--- Data shown ---

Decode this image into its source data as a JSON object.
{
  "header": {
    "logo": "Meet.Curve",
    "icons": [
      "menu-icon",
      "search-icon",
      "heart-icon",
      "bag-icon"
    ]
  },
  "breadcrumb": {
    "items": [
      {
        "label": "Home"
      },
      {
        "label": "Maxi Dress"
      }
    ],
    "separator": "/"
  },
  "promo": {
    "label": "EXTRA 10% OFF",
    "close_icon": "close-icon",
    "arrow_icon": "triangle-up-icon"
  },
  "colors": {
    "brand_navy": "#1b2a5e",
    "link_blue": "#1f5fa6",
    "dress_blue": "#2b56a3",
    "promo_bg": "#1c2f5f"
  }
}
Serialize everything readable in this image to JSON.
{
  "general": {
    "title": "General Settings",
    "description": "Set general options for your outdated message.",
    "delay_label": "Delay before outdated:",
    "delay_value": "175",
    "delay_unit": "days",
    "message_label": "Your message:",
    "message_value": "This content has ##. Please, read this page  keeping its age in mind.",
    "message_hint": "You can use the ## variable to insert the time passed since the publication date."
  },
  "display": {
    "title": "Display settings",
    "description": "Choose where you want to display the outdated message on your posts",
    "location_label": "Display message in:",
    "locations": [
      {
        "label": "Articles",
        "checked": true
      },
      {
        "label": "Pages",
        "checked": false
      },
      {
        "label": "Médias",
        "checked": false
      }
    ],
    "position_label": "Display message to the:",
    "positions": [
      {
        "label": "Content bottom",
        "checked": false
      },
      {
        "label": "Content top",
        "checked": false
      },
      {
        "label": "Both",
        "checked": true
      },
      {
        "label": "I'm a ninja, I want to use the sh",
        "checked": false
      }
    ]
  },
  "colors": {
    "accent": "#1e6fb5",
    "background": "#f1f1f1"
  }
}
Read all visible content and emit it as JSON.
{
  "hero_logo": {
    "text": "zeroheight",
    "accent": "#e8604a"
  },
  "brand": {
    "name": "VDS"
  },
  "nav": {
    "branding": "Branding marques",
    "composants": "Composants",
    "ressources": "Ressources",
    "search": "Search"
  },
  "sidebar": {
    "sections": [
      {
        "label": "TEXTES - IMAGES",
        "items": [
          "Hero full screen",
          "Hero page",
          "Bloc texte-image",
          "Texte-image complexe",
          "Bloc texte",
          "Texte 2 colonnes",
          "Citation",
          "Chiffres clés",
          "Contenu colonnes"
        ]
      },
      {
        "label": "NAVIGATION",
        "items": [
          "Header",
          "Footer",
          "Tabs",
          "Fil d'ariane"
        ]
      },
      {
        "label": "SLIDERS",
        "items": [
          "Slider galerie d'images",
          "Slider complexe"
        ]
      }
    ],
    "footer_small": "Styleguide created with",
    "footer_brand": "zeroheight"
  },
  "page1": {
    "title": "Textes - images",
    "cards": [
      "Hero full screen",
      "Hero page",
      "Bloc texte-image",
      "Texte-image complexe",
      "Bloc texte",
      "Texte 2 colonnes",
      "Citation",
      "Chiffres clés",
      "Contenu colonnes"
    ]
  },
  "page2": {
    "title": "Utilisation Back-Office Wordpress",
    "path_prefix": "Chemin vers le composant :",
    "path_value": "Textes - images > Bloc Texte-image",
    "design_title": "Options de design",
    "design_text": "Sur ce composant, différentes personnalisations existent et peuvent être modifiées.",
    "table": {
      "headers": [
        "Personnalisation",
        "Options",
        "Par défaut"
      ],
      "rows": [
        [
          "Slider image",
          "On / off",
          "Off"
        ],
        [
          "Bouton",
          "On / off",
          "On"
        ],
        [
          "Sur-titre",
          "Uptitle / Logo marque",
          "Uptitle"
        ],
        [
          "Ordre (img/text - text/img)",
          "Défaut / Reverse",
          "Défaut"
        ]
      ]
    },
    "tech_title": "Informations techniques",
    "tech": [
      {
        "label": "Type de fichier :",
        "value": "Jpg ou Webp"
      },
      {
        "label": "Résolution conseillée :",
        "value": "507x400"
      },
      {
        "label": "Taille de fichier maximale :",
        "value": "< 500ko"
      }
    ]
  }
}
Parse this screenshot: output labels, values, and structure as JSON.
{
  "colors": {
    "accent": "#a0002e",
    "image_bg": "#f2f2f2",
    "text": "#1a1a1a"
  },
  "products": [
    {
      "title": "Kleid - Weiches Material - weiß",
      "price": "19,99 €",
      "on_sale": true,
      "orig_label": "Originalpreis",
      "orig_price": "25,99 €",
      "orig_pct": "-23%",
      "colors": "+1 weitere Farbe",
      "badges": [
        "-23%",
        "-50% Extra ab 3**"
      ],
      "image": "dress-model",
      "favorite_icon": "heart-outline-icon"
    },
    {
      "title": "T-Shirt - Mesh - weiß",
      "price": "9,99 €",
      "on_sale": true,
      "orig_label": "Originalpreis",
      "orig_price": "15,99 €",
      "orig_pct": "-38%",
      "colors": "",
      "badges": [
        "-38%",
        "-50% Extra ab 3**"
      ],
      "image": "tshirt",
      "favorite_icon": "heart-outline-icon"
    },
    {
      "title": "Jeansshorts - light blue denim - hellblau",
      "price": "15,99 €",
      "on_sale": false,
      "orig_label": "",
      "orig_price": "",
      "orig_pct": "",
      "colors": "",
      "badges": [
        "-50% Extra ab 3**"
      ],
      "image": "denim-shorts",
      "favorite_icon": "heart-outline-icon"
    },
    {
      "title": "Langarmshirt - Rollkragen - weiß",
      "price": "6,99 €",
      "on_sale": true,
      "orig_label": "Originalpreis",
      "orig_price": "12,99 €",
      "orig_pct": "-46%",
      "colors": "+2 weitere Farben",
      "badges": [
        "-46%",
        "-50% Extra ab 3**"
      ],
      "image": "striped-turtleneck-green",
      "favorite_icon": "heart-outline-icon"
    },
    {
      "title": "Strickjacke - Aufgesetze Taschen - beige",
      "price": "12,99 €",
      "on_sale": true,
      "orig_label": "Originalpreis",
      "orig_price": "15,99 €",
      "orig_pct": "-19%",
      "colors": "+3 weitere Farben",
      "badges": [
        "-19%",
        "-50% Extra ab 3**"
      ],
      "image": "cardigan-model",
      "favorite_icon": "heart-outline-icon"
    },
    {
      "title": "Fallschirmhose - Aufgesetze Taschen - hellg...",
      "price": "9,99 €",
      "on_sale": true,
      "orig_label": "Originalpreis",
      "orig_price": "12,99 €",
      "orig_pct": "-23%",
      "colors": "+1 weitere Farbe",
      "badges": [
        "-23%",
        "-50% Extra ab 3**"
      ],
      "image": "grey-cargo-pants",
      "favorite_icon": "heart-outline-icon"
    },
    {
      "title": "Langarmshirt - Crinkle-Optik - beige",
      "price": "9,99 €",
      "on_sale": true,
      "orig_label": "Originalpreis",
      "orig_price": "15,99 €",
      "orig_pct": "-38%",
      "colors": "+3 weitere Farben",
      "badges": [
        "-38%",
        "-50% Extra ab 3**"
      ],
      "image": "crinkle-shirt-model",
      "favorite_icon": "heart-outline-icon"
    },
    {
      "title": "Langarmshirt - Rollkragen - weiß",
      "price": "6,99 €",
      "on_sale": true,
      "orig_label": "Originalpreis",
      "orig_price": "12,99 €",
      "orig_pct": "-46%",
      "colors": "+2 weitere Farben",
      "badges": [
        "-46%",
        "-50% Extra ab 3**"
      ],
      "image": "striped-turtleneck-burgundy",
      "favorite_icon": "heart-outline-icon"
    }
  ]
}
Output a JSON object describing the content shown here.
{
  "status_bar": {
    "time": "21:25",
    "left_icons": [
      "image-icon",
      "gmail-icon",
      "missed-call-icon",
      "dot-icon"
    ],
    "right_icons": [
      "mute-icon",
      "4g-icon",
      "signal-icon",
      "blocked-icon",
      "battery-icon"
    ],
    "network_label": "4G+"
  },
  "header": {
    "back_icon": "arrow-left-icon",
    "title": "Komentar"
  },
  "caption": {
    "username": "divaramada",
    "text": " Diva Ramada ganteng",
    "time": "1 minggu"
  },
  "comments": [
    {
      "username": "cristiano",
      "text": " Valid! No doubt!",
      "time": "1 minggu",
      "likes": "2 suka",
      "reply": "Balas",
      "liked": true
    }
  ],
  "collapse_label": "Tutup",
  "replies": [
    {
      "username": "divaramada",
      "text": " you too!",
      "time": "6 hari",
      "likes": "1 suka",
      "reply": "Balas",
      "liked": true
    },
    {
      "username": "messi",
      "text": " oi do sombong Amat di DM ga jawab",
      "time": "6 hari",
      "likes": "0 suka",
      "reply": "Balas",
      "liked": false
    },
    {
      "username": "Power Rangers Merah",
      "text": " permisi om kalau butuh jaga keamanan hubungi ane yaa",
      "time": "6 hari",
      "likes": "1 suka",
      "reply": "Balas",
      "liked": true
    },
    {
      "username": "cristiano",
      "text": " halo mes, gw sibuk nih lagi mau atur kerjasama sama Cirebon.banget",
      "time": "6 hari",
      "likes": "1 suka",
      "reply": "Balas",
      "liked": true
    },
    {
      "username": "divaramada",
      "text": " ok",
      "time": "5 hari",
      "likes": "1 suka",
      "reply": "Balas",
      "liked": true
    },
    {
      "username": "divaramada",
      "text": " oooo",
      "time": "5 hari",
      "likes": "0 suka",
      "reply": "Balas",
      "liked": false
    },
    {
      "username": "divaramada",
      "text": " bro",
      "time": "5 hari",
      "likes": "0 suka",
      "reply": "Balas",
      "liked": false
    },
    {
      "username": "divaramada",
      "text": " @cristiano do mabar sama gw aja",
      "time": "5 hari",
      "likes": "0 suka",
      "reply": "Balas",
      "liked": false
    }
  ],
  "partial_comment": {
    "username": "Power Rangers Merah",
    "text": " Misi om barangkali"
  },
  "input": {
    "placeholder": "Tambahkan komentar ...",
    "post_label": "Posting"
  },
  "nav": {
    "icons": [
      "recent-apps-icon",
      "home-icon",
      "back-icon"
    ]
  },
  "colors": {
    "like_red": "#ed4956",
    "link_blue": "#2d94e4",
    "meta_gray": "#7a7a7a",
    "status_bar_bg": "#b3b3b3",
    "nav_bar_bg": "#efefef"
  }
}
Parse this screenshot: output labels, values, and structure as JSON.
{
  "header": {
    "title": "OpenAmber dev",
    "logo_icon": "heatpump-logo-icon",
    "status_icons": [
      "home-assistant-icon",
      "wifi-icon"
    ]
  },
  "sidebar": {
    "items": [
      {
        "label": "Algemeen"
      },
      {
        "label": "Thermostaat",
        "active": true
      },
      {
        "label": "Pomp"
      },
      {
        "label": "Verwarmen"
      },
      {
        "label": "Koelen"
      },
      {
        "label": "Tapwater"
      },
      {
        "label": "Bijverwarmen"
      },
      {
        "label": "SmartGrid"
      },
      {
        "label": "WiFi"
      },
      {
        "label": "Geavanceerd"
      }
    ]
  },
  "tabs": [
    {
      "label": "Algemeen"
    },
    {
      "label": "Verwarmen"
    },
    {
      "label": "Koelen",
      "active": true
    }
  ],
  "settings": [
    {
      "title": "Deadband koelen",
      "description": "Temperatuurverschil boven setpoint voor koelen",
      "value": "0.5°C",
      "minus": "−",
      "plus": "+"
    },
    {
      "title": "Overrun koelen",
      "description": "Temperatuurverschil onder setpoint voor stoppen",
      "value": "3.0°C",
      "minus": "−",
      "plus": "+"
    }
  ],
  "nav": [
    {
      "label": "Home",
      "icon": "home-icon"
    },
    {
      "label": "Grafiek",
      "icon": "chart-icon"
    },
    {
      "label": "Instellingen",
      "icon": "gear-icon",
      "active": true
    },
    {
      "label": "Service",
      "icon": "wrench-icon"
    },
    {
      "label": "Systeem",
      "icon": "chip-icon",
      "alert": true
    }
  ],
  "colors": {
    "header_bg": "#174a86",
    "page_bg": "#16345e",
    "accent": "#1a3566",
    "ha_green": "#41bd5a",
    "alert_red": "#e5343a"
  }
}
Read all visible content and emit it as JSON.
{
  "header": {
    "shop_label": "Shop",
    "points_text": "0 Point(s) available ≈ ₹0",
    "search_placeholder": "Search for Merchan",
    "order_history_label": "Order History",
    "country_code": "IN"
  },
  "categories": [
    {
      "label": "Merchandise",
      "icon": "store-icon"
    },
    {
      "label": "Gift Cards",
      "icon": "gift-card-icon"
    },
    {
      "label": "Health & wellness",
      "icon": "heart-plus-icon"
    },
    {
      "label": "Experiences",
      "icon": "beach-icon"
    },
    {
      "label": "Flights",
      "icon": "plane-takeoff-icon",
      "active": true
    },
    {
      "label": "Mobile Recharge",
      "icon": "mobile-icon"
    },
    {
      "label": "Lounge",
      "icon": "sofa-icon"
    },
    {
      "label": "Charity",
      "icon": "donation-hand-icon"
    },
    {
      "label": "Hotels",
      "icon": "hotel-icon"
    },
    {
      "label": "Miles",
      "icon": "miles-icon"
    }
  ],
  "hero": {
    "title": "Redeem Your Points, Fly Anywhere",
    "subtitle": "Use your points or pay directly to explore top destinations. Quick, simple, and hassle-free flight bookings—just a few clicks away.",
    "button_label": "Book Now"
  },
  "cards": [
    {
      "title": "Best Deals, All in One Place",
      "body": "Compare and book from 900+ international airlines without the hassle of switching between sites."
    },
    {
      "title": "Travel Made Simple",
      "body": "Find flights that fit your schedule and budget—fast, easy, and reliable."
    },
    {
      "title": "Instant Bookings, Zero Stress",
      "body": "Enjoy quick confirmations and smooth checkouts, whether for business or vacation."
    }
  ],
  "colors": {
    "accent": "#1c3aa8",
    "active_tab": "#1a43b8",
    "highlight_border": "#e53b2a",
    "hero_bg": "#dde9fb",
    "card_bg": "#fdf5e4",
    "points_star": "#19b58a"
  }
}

---

Search the data for "Rangers" and list every line in which it occurs.

Correct output:
      "username": "Power Rangers Merah",
    "username": "Power Rangers Merah",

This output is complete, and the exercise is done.